** start **

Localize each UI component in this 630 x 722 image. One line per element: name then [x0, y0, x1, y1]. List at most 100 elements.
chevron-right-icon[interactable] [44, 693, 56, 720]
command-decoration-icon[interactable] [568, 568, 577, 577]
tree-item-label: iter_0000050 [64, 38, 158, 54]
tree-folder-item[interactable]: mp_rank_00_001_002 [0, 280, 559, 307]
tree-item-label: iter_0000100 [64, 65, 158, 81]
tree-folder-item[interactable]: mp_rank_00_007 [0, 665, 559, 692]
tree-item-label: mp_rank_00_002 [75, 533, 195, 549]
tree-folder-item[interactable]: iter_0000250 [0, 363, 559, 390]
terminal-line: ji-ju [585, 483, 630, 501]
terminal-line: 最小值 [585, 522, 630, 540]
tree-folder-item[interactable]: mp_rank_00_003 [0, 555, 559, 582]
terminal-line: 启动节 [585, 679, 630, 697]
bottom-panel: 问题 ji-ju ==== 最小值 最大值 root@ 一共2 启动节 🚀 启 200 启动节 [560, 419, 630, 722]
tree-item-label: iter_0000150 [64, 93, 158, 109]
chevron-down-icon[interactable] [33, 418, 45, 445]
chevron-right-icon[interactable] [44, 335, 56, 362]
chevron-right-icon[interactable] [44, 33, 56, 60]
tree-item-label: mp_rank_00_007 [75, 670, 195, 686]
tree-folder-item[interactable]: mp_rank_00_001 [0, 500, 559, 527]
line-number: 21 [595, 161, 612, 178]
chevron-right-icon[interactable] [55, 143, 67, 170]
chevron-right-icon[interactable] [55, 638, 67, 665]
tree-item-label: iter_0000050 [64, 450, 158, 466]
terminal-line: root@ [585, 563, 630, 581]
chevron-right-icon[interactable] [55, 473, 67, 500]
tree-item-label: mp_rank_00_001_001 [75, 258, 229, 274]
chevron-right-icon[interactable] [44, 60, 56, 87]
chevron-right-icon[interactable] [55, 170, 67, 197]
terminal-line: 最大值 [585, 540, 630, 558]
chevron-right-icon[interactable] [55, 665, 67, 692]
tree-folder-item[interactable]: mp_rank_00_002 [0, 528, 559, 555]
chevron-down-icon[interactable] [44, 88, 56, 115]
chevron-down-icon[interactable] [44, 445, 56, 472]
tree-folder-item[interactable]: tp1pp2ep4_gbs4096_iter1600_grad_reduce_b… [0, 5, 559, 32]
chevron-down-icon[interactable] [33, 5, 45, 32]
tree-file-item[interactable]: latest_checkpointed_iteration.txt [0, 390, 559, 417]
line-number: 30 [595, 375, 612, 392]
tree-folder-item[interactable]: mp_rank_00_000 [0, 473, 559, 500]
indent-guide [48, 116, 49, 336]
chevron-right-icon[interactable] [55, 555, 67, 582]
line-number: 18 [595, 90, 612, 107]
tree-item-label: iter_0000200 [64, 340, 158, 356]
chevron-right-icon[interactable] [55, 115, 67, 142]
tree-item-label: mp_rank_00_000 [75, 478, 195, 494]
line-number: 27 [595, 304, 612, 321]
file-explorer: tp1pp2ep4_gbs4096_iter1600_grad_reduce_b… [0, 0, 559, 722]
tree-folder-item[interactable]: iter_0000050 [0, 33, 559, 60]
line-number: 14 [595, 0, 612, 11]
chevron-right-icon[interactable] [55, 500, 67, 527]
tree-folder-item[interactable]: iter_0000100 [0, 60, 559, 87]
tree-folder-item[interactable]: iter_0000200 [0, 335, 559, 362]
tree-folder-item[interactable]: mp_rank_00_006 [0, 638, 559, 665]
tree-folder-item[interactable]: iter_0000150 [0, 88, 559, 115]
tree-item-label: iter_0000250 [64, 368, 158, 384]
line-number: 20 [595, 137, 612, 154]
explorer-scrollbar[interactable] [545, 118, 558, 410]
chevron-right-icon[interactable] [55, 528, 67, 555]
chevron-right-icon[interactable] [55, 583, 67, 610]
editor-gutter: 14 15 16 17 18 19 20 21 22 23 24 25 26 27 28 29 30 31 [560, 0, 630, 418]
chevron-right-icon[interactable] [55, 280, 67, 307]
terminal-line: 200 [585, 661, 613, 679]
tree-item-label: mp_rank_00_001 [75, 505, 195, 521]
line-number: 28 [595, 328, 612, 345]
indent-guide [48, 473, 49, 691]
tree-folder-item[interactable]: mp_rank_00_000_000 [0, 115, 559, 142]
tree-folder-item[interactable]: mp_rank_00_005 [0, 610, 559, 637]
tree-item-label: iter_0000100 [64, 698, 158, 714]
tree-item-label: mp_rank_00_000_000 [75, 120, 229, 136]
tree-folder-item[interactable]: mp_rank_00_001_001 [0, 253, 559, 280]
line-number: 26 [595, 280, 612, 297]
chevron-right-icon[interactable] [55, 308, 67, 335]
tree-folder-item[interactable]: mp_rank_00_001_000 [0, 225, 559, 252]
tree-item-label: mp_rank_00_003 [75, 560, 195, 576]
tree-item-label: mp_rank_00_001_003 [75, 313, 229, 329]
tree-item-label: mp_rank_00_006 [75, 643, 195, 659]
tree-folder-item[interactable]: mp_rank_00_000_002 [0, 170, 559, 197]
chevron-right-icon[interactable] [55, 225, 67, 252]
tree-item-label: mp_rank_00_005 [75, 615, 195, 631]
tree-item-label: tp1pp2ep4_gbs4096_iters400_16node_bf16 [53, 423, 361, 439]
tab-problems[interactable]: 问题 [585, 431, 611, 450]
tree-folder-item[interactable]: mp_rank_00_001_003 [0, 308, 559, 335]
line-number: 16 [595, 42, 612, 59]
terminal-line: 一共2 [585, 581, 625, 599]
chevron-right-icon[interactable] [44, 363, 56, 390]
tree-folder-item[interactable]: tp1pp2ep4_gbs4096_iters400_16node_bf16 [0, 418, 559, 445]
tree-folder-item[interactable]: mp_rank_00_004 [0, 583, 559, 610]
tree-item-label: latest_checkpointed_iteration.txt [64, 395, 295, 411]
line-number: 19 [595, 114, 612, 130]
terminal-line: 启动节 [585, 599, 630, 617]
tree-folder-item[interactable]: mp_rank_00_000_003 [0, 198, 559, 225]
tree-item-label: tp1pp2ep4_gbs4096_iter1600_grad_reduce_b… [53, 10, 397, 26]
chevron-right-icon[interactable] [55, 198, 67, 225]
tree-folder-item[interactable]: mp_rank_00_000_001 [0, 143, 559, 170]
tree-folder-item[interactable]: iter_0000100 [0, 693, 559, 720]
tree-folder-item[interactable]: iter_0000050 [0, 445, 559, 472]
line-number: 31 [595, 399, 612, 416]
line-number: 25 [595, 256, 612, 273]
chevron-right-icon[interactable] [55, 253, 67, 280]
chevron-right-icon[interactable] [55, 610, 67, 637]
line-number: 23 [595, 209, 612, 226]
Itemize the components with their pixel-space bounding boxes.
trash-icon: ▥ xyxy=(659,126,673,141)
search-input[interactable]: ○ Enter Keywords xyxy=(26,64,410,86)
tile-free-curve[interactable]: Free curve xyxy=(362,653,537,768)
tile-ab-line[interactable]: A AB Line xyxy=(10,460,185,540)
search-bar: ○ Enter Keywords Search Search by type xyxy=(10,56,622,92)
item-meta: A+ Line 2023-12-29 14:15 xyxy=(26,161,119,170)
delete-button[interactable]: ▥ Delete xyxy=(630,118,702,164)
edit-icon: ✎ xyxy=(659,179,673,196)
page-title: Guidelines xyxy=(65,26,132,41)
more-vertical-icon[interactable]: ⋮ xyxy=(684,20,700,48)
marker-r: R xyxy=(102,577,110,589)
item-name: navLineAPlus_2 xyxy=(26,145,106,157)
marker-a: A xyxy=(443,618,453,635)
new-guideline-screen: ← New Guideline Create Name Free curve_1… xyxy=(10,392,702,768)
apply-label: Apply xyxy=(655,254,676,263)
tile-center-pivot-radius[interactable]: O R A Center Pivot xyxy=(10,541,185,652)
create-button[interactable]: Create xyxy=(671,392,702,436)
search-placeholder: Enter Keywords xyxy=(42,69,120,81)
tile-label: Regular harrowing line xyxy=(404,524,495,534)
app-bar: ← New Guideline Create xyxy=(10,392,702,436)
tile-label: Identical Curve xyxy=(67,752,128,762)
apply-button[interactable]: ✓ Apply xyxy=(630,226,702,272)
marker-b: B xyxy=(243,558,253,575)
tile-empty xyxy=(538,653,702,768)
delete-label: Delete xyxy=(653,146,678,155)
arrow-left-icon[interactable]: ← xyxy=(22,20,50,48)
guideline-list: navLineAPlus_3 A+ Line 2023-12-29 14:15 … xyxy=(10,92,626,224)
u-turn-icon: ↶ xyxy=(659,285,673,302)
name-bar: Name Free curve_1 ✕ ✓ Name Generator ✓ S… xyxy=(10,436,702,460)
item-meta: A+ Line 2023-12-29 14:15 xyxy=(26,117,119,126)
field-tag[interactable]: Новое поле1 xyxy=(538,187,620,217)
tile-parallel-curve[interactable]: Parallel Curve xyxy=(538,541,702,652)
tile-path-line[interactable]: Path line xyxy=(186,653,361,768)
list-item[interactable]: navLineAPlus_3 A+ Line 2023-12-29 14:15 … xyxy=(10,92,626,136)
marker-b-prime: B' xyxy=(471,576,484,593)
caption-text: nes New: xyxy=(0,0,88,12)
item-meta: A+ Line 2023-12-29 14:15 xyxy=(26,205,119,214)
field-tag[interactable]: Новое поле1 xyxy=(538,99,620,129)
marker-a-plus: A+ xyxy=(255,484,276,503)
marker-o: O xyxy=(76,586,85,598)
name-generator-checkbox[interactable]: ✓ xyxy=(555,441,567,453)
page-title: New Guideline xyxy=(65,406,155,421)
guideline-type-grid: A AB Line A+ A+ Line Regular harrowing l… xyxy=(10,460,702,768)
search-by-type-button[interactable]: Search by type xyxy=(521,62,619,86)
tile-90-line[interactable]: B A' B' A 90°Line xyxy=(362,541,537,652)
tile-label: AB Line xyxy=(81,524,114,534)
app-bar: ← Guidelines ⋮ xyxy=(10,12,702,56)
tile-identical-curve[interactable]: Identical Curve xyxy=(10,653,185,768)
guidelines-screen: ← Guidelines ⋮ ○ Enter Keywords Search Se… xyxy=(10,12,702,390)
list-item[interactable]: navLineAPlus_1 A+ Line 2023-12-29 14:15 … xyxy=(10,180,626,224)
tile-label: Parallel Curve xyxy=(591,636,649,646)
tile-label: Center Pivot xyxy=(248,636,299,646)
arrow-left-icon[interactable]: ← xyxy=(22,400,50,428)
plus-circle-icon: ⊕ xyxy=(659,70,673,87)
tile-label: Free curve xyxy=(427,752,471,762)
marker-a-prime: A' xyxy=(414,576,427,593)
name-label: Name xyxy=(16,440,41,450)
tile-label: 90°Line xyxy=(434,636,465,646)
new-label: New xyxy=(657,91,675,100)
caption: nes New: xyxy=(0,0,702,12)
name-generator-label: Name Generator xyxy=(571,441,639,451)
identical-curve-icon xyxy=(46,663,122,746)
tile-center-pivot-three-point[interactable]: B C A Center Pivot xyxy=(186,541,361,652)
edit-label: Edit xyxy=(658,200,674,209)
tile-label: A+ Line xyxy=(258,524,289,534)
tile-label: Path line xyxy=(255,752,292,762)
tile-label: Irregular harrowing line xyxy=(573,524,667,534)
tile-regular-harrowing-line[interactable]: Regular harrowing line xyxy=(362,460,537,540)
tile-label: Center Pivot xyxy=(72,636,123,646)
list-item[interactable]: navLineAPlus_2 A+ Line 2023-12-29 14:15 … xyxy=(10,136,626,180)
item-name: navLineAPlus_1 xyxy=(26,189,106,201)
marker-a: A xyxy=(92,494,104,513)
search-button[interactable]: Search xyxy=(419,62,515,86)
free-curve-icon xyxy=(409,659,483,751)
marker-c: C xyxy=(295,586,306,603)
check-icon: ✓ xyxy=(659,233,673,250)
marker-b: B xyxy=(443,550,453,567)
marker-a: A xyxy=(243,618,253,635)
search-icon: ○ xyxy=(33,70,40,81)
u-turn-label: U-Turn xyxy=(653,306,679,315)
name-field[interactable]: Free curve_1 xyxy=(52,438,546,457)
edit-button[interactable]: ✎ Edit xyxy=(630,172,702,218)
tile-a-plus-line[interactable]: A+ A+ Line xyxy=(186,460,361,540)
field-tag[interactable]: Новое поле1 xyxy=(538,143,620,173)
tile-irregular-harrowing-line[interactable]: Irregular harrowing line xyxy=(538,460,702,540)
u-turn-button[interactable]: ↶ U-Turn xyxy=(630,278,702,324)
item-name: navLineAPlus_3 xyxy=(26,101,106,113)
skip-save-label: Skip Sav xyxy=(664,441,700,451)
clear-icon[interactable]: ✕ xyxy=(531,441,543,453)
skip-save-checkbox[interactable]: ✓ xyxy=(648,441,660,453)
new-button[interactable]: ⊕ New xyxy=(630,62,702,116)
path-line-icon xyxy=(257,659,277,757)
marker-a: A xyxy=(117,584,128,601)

** end **

* _REQUIRED WORK_
Can you put the material into a Markdown table with the columns No. and Entry, one numbered row per line and blank lines left out, starting at its first line and stopping after the line that contains "terminal-line: ji-ju [585, 483, 630, 501]"?

* _ANSWER FOR THE TASK_
| No. | Entry |
|---|---|
| 1 | Localize each UI component in this 630 x 722 image. One line per element: name then [x0, y0, x1, y1]. List at most 100 elements. |
| 2 | chevron-right-icon[interactable] [44, 693, 56, 720] |
| 3 | command-decoration-icon[interactable] [568, 568, 577, 577] |
| 4 | tree-item-label: iter_0000050 [64, 38, 158, 54] |
| 5 | tree-folder-item[interactable]: mp_rank_00_001_002 [0, 280, 559, 307] |
| 6 | tree-item-label: iter_0000100 [64, 65, 158, 81] |
| 7 | tree-folder-item[interactable]: mp_rank_00_007 [0, 665, 559, 692] |
| 8 | tree-item-label: mp_rank_00_002 [75, 533, 195, 549] |
| 9 | tree-folder-item[interactable]: iter_0000250 [0, 363, 559, 390] |
| 10 | terminal-line: ji-ju [585, 483, 630, 501] |